REQUEST: Select, from the material below, each line with "solid" in it.

====== DATA TO USE ======

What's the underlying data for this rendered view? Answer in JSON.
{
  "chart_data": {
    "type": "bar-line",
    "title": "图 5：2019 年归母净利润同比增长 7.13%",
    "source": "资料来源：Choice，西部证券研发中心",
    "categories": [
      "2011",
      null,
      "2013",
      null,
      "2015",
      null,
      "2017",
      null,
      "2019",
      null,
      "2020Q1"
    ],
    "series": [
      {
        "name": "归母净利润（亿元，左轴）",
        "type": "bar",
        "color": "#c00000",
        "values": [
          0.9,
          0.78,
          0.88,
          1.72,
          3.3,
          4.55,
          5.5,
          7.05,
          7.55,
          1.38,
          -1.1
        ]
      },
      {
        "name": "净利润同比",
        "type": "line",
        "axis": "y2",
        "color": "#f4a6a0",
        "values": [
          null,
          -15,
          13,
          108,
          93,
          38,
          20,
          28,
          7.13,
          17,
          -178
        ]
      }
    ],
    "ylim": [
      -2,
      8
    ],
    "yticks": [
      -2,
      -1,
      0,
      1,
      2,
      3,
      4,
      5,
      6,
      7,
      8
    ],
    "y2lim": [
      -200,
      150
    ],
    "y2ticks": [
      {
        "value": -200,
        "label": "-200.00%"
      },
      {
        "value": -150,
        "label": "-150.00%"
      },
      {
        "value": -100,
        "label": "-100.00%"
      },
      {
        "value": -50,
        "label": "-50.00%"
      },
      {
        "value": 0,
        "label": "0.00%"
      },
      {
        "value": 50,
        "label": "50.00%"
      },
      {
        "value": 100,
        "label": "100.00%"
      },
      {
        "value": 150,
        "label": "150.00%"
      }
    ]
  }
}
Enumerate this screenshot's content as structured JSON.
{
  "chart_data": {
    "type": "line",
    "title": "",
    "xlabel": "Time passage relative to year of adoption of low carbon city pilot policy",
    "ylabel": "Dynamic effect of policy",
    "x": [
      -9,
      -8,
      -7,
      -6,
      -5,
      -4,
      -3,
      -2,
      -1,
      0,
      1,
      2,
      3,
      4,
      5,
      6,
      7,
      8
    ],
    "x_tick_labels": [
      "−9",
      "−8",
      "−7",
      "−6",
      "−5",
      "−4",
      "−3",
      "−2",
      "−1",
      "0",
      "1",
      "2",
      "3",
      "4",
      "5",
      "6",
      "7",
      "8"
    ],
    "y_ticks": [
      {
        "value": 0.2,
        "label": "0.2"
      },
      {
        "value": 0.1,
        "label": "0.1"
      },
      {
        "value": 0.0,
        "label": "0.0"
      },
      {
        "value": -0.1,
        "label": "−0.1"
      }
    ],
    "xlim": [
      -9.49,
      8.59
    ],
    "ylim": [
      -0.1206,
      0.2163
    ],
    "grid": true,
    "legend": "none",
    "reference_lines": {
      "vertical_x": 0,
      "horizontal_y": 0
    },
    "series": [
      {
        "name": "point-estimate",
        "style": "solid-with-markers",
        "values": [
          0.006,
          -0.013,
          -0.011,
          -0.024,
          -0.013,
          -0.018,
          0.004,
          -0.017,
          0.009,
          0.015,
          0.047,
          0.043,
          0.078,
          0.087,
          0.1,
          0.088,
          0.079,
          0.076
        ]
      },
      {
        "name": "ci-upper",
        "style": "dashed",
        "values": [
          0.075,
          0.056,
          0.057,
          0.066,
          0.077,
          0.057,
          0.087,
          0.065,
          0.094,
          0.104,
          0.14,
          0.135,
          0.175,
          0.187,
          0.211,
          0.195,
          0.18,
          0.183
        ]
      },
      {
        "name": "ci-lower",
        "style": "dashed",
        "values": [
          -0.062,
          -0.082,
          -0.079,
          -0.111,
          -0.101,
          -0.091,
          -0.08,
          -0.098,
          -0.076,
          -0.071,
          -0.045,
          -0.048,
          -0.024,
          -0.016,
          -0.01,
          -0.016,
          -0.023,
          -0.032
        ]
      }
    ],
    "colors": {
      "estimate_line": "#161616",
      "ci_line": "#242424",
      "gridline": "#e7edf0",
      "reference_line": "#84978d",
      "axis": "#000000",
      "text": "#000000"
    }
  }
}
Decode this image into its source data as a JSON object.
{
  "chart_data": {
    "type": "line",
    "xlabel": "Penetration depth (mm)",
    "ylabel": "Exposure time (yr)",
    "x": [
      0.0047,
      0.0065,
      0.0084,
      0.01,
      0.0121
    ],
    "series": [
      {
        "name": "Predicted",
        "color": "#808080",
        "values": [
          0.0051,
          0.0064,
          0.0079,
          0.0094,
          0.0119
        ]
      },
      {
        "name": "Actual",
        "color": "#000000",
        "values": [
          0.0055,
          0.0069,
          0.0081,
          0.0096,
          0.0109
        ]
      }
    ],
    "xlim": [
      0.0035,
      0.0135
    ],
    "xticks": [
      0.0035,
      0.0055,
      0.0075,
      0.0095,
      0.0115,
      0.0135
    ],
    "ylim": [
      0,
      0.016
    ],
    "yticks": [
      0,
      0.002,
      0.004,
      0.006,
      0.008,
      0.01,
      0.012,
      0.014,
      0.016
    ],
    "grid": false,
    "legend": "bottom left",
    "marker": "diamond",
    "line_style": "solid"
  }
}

======

ANSWER FOR THIS EXERCISE:
        "style": "solid-with-markers",
    "line_style": "solid"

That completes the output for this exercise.